(Do this): Work out the number of lines with the word "true" in the material below, then reply with that number only.

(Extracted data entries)
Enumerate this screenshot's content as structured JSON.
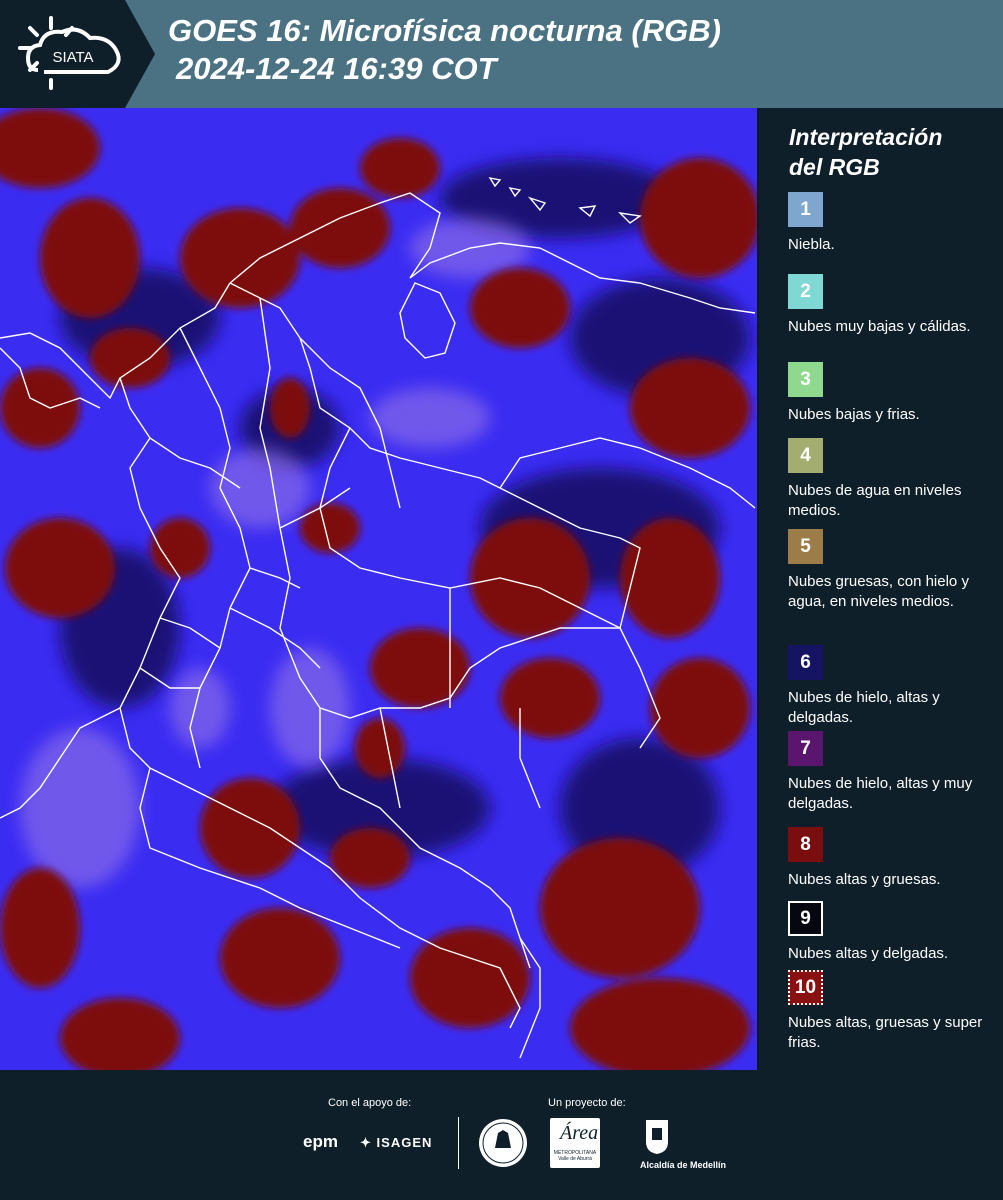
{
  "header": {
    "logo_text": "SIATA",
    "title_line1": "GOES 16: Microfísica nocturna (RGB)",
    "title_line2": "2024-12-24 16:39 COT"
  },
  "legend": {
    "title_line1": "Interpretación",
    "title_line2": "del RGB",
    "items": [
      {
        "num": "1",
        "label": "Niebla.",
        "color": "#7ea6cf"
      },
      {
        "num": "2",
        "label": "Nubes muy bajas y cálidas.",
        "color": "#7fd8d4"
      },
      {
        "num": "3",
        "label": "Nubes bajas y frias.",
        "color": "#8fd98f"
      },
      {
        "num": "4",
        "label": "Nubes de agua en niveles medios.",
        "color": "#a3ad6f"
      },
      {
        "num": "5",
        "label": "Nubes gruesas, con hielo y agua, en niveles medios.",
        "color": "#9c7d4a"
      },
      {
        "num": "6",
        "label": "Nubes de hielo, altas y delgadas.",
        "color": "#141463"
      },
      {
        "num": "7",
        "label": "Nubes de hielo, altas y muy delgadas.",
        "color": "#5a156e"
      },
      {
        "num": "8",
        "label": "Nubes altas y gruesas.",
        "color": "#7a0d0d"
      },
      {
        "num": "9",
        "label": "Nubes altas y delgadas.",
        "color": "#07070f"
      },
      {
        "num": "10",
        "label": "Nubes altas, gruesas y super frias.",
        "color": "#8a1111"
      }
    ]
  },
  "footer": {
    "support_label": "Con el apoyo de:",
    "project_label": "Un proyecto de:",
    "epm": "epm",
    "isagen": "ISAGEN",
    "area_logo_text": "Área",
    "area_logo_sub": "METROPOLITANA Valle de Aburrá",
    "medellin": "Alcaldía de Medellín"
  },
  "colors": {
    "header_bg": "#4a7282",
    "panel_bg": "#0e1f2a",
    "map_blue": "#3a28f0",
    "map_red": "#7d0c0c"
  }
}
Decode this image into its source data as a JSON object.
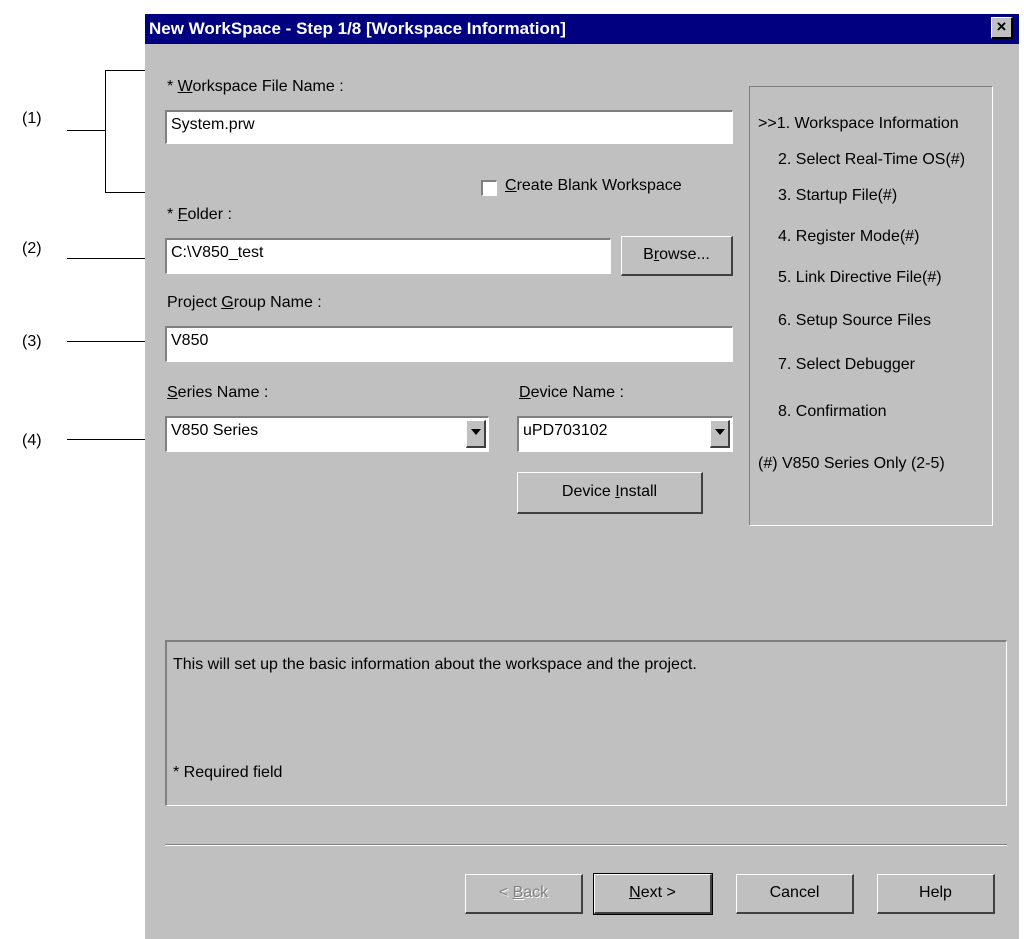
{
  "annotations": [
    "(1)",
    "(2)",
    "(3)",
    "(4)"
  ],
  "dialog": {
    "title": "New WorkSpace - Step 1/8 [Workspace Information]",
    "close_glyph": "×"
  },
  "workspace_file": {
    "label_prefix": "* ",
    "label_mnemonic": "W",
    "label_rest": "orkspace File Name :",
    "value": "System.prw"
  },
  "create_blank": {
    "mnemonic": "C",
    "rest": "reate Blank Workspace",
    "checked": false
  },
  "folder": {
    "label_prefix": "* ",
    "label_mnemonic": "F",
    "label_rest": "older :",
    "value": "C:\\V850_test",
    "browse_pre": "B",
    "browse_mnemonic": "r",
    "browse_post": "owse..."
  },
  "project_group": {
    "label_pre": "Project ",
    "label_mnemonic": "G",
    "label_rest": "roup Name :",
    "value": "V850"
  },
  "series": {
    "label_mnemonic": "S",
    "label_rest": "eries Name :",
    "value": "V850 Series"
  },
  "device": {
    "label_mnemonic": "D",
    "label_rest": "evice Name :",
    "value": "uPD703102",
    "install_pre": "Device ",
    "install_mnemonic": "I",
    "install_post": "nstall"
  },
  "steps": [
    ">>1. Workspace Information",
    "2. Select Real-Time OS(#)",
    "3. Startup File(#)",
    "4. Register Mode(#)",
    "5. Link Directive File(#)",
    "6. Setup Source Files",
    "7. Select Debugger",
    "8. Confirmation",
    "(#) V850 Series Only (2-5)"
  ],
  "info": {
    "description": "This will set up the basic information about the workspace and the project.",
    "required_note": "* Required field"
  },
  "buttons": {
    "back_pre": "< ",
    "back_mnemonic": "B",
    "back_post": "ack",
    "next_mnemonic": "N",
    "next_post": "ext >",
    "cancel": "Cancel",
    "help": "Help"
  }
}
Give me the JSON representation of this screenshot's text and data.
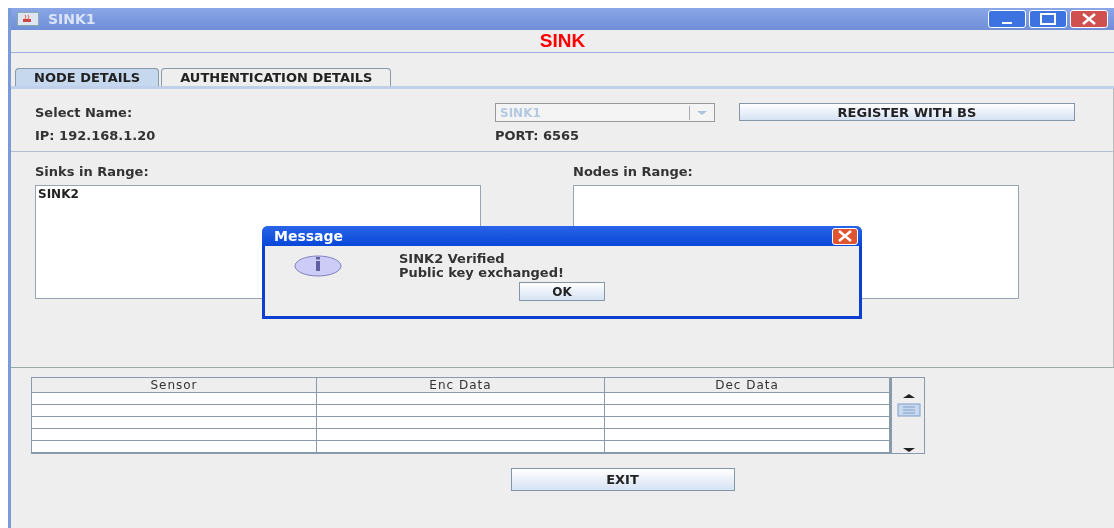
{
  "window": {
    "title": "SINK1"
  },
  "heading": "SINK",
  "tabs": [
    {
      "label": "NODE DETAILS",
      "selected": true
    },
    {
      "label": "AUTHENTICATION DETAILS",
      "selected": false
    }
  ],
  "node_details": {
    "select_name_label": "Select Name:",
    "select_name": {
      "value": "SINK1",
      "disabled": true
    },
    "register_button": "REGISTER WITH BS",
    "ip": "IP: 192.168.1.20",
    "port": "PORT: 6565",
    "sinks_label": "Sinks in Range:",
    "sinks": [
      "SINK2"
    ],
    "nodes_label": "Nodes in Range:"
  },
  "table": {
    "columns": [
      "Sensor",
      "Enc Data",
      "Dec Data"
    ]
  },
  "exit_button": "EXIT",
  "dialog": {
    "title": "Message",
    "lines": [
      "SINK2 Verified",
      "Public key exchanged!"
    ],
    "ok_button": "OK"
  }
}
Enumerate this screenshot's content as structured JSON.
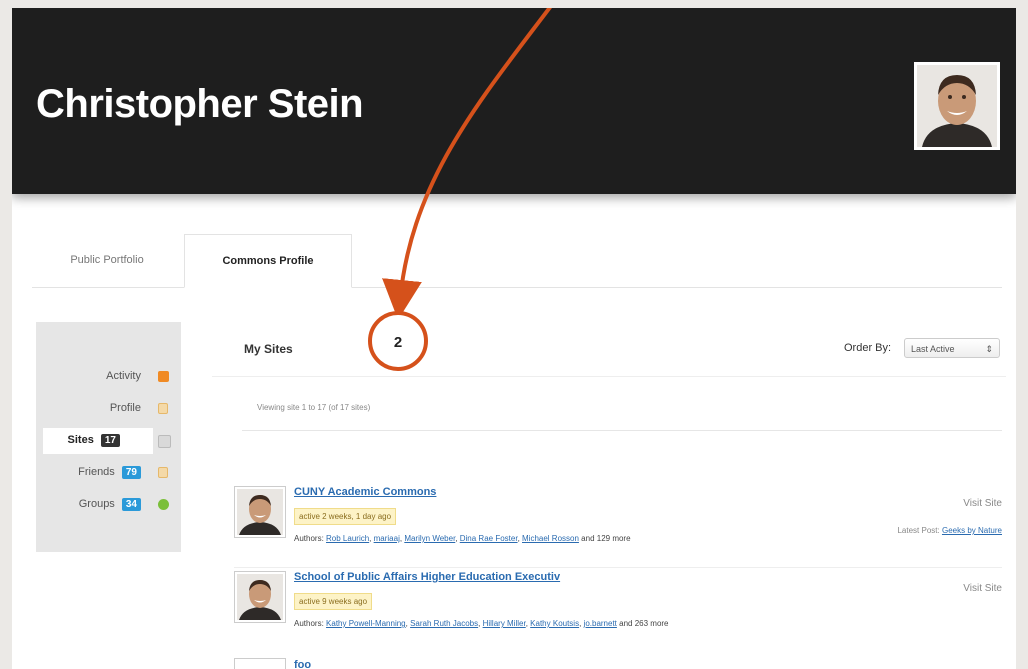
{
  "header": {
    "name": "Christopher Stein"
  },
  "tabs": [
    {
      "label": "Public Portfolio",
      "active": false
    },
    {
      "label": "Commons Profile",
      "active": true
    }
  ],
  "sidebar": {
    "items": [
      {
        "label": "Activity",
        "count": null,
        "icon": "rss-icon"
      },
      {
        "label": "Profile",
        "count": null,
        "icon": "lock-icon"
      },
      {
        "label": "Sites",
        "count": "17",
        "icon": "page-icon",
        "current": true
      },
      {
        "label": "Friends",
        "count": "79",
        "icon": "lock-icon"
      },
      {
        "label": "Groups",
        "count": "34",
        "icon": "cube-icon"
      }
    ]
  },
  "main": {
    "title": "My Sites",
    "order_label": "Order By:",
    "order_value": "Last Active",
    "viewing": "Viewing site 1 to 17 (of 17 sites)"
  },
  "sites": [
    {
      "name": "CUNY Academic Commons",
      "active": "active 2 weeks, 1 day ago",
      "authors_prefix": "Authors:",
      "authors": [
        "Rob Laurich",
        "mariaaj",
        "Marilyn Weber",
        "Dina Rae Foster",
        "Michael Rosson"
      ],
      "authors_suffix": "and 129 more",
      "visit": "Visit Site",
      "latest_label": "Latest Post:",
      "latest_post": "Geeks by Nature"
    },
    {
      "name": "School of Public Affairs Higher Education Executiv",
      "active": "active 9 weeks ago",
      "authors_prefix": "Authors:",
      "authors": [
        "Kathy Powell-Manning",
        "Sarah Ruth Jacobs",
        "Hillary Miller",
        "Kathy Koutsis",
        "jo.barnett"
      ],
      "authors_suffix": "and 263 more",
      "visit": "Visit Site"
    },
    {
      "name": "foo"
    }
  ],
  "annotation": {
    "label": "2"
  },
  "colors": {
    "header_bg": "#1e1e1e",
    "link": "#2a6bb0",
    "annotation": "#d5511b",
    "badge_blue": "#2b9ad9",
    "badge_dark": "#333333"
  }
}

(The solution): 4